**Problem to solve:**
Restate the full set of records exactly, without adding or dropping a word.

**Supplied data:**

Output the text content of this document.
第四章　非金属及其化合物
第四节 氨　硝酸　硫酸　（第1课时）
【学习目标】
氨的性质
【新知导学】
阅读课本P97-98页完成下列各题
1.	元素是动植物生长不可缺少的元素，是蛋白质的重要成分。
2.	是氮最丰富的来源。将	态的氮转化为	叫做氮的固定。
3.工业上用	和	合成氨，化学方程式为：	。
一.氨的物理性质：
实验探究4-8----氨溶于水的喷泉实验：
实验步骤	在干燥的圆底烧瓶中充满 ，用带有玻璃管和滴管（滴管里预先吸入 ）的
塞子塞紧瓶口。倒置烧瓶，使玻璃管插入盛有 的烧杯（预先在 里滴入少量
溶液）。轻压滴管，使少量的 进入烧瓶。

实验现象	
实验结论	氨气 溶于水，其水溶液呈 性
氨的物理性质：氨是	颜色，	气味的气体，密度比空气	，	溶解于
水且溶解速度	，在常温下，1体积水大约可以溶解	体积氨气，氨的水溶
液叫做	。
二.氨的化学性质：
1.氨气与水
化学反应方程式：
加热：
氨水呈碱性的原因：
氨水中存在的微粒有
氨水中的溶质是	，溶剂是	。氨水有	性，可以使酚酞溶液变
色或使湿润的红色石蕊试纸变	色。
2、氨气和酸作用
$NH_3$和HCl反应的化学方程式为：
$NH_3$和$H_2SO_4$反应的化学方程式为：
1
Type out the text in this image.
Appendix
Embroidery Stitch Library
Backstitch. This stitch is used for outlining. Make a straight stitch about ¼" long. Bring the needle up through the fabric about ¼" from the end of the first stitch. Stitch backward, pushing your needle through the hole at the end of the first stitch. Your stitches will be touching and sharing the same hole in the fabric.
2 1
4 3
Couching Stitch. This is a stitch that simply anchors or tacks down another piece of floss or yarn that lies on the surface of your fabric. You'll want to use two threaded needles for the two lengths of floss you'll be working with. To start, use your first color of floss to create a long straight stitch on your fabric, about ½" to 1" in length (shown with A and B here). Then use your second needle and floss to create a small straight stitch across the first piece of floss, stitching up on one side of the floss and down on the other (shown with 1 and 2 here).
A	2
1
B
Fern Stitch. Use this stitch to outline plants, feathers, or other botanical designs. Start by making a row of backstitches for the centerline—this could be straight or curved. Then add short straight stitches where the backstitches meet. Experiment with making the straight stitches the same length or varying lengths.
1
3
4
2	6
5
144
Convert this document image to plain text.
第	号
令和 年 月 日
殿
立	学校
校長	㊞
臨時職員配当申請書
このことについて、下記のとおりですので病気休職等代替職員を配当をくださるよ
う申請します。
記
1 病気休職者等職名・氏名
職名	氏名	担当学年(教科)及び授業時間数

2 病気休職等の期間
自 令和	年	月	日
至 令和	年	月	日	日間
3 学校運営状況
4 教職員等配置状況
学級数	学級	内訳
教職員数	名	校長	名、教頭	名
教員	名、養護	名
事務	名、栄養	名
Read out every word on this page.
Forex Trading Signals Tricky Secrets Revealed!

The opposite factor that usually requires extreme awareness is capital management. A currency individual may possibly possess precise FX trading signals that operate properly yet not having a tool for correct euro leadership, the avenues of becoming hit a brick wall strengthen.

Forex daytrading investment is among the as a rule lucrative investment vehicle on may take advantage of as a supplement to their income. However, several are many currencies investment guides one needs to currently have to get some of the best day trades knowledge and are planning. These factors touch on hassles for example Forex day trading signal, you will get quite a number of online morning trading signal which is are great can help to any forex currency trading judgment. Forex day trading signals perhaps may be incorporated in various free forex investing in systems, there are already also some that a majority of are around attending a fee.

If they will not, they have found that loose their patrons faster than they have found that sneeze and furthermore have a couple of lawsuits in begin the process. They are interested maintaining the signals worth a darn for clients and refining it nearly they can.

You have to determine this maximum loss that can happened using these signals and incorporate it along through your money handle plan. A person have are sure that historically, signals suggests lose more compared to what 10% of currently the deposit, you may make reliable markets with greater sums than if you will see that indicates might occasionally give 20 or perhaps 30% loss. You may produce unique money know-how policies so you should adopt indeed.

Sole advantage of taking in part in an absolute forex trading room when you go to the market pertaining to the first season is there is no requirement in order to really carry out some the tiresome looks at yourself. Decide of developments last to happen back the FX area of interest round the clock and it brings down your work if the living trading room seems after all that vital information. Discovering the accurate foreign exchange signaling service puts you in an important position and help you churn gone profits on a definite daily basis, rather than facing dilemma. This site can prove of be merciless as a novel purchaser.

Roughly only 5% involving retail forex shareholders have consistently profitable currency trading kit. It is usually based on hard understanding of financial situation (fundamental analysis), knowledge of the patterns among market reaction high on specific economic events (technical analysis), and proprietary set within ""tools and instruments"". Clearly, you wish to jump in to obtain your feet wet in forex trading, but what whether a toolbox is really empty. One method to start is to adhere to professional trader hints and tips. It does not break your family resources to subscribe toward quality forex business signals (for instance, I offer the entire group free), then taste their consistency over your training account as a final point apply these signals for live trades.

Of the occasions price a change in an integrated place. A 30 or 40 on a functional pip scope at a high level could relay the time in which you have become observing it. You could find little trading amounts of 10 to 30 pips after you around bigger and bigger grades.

**Solution to this task:**
Output the text content of this document.
第四章　非金属及其化合物
第四节 氨　硝酸　硫酸　（第1课时）
【学习目标】
氨的性质
【新知导学】
阅读课本P97-98页完成下列各题
1.	元素是动植物生长不可缺少的元素，是蛋白质的重要成分。
2.	是氮最丰富的来源。将	态的氮转化为	叫做氮的固定。
3.工业上用	和	合成氨，化学方程式为：	。
一.氨的物理性质：
实验探究4-8----氨溶于水的喷泉实验：
实验步骤	在干燥的圆底烧瓶中充满 ，用带有玻璃管和滴管（滴管里预先吸入 ）的
塞子塞紧瓶口。倒置烧瓶，使玻璃管插入盛有 的烧杯（预先在 里滴入少量
溶液）。轻压滴管，使少量的 进入烧瓶。

实验现象	
实验结论	氨气 溶于水，其水溶液呈 性
氨的物理性质：氨是	颜色，	气味的气体，密度比空气	，	溶解于
水且溶解速度	，在常温下，1体积水大约可以溶解	体积氨气，氨的水溶
液叫做	。
二.氨的化学性质：
1.氨气与水
化学反应方程式：
加热：
氨水呈碱性的原因：
氨水中存在的微粒有
氨水中的溶质是	，溶剂是	。氨水有	性，可以使酚酞溶液变
色或使湿润的红色石蕊试纸变	色。
2、氨气和酸作用
$NH_3$和HCl反应的化学方程式为：
$NH_3$和$H_2SO_4$反应的化学方程式为：
1
Type out the text in this image.
Appendix
Embroidery Stitch Library
Backstitch. This stitch is used for outlining. Make a straight stitch about ¼" long. Bring the needle up through the fabric about ¼" from the end of the first stitch. Stitch backward, pushing your needle through the hole at the end of the first stitch. Your stitches will be touching and sharing the same hole in the fabric.
2 1
4 3
Couching Stitch. This is a stitch that simply anchors or tacks down another piece of floss or yarn that lies on the surface of your fabric. You'll want to use two threaded needles for the two lengths of floss you'll be working with. To start, use your first color of floss to create a long straight stitch on your fabric, about ½" to 1" in length (shown with A and B here). Then use your second needle and floss to create a small straight stitch across the first piece of floss, stitching up on one side of the floss and down on the other (shown with 1 and 2 here).
A	2
1
B
Fern Stitch. Use this stitch to outline plants, feathers, or other botanical designs. Start by making a row of backstitches for the centerline—this could be straight or curved. Then add short straight stitches where the backstitches meet. Experiment with making the straight stitches the same length or varying lengths.
1
3
4
2	6
5
144
Convert this document image to plain text.
第	号
令和 年 月 日
殿
立	学校
校長	㊞
臨時職員配当申請書
このことについて、下記のとおりですので病気休職等代替職員を配当をくださるよ
う申請します。
記
1 病気休職者等職名・氏名
職名	氏名	担当学年(教科)及び授業時間数

2 病気休職等の期間
自 令和	年	月	日
至 令和	年	月	日	日間
3 学校運営状況
4 教職員等配置状況
学級数	学級	内訳
教職員数	名	校長	名、教頭	名
教員	名、養護	名
事務	名、栄養	名
Read out every word on this page.
Forex Trading Signals Tricky Secrets Revealed!

The opposite factor that usually requires extreme awareness is capital management. A currency individual may possibly possess precise FX trading signals that operate properly yet not having a tool for correct euro leadership, the avenues of becoming hit a brick wall strengthen.

Forex daytrading investment is among the as a rule lucrative investment vehicle on may take advantage of as a supplement to their income. However, several are many currencies investment guides one needs to currently have to get some of the best day trades knowledge and are planning. These factors touch on hassles for example Forex day trading signal, you will get quite a number of online morning trading signal which is are great can help to any forex currency trading judgment. Forex day trading signals perhaps may be incorporated in various free forex investing in systems, there are already also some that a majority of are around attending a fee.

If they will not, they have found that loose their patrons faster than they have found that sneeze and furthermore have a couple of lawsuits in begin the process. They are interested maintaining the signals worth a darn for clients and refining it nearly they can.

You have to determine this maximum loss that can happened using these signals and incorporate it along through your money handle plan. A person have are sure that historically, signals suggests lose more compared to what 10% of currently the deposit, you may make reliable markets with greater sums than if you will see that indicates might occasionally give 20 or perhaps 30% loss. You may produce unique money know-how policies so you should adopt indeed.

Sole advantage of taking in part in an absolute forex trading room when you go to the market pertaining to the first season is there is no requirement in order to really carry out some the tiresome looks at yourself. Decide of developments last to happen back the FX area of interest round the clock and it brings down your work if the living trading room seems after all that vital information. Discovering the accurate foreign exchange signaling service puts you in an important position and help you churn gone profits on a definite daily basis, rather than facing dilemma. This site can prove of be merciless as a novel purchaser.

Roughly only 5% involving retail forex shareholders have consistently profitable currency trading kit. It is usually based on hard understanding of financial situation (fundamental analysis), knowledge of the patterns among market reaction high on specific economic events (technical analysis), and proprietary set within ""tools and instruments"". Clearly, you wish to jump in to obtain your feet wet in forex trading, but what whether a toolbox is really empty. One method to start is to adhere to professional trader hints and tips. It does not break your family resources to subscribe toward quality forex business signals (for instance, I offer the entire group free), then taste their consistency over your training account as a final point apply these signals for live trades.

Of the occasions price a change in an integrated place. A 30 or 40 on a functional pip scope at a high level could relay the time in which you have become observing it. You could find little trading amounts of 10 to 30 pips after you around bigger and bigger grades.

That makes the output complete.